■ Aim of the task
In the listing below, find every line containing "JSON" and copy it out.

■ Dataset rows

☆ ☆ ☆ ☆ ☆

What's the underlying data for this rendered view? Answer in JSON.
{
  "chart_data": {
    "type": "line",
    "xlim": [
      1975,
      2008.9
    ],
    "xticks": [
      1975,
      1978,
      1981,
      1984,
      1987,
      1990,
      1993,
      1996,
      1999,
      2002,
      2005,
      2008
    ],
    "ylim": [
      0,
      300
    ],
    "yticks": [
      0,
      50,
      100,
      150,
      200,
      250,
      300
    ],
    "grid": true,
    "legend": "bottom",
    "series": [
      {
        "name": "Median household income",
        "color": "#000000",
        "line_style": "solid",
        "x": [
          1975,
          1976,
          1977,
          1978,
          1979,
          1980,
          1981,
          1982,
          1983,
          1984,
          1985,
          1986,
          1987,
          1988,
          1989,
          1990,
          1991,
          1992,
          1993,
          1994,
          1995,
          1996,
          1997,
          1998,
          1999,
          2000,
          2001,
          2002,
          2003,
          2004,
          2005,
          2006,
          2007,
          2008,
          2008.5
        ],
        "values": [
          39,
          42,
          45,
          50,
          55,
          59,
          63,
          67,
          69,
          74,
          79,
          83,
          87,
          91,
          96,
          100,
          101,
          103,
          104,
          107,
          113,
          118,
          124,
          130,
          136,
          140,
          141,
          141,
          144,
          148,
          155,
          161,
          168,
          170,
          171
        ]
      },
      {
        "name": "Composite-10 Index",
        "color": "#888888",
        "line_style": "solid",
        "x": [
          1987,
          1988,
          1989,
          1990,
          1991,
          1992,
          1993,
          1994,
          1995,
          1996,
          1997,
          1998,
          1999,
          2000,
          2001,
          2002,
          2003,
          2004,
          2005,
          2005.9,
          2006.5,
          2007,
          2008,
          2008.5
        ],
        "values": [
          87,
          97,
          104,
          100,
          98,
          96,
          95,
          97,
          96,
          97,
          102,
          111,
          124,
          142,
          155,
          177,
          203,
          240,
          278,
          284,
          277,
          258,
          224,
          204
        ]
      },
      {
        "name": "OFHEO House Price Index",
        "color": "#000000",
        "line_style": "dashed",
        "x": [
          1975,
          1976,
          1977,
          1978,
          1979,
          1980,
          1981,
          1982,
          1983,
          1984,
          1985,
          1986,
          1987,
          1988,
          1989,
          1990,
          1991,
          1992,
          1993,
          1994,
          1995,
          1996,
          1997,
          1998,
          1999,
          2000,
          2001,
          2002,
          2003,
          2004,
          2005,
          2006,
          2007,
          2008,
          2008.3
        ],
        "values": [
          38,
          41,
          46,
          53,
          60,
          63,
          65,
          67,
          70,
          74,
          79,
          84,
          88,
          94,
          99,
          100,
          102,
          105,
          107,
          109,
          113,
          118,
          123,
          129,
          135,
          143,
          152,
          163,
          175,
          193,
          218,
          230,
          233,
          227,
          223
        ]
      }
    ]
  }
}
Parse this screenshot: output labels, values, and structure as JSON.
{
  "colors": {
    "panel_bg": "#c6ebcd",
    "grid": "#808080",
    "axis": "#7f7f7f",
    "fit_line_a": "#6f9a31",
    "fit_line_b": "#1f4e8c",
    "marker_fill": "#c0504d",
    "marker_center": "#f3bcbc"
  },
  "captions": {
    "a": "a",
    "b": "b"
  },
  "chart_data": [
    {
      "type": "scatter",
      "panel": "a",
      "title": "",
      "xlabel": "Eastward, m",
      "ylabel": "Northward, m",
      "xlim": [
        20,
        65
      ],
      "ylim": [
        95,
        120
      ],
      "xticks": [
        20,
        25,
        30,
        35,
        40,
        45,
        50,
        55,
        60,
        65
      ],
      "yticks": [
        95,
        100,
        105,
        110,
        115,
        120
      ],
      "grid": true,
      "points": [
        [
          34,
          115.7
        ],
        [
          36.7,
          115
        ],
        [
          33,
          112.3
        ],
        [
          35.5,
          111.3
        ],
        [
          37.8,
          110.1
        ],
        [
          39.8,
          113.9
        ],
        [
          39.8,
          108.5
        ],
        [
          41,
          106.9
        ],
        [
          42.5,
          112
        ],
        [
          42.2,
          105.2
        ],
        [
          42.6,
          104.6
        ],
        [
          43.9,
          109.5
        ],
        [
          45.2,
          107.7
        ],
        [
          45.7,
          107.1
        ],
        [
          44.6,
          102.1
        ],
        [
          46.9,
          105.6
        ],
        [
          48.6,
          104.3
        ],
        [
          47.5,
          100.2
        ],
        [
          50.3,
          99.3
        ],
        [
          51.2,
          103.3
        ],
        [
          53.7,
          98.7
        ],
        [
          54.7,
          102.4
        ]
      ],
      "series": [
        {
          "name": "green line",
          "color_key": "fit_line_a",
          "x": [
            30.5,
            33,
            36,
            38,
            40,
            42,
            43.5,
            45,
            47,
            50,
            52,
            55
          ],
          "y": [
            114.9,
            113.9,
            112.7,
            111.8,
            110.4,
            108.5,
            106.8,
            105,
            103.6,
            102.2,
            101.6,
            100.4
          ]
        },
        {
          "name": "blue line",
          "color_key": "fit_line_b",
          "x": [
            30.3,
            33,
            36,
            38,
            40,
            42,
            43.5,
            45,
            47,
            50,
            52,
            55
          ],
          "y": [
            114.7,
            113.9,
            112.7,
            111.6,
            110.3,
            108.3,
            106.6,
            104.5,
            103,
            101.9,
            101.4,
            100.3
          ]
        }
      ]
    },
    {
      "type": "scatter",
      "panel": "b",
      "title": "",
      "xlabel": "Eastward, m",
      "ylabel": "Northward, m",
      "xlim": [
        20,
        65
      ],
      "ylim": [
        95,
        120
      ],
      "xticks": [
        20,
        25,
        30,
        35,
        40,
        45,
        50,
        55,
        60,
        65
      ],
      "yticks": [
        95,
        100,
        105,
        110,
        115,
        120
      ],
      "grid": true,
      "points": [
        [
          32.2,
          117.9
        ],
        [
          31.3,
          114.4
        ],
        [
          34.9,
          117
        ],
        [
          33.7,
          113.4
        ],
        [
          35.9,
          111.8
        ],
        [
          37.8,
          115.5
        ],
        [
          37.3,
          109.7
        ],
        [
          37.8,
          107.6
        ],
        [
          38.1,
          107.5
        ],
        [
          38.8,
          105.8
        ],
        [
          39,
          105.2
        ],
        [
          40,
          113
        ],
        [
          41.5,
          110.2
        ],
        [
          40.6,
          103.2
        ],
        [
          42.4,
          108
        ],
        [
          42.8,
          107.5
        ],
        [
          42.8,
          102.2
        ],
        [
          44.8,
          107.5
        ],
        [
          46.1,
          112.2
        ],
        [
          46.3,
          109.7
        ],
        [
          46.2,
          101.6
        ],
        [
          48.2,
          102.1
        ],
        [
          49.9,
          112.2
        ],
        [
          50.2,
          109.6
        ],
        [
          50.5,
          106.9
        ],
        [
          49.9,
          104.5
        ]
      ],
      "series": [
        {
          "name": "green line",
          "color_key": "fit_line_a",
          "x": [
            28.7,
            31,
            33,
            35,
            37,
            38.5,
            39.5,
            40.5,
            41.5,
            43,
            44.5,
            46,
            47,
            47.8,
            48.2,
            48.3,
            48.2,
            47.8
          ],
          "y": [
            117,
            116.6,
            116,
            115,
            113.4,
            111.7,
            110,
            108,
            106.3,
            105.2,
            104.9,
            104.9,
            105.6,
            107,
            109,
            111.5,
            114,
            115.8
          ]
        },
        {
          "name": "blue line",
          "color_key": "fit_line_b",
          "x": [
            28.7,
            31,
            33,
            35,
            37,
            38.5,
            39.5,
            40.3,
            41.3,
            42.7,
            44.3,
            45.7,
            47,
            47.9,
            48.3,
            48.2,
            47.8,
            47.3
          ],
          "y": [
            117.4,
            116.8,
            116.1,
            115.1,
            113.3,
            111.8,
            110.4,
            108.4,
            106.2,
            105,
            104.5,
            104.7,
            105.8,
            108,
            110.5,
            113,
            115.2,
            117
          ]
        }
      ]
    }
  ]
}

☆ ☆ ☆ ☆ ☆

■ Final result
What's the underlying data for this rendered view? Answer in JSON.
Parse this screenshot: output labels, values, and structure as JSON.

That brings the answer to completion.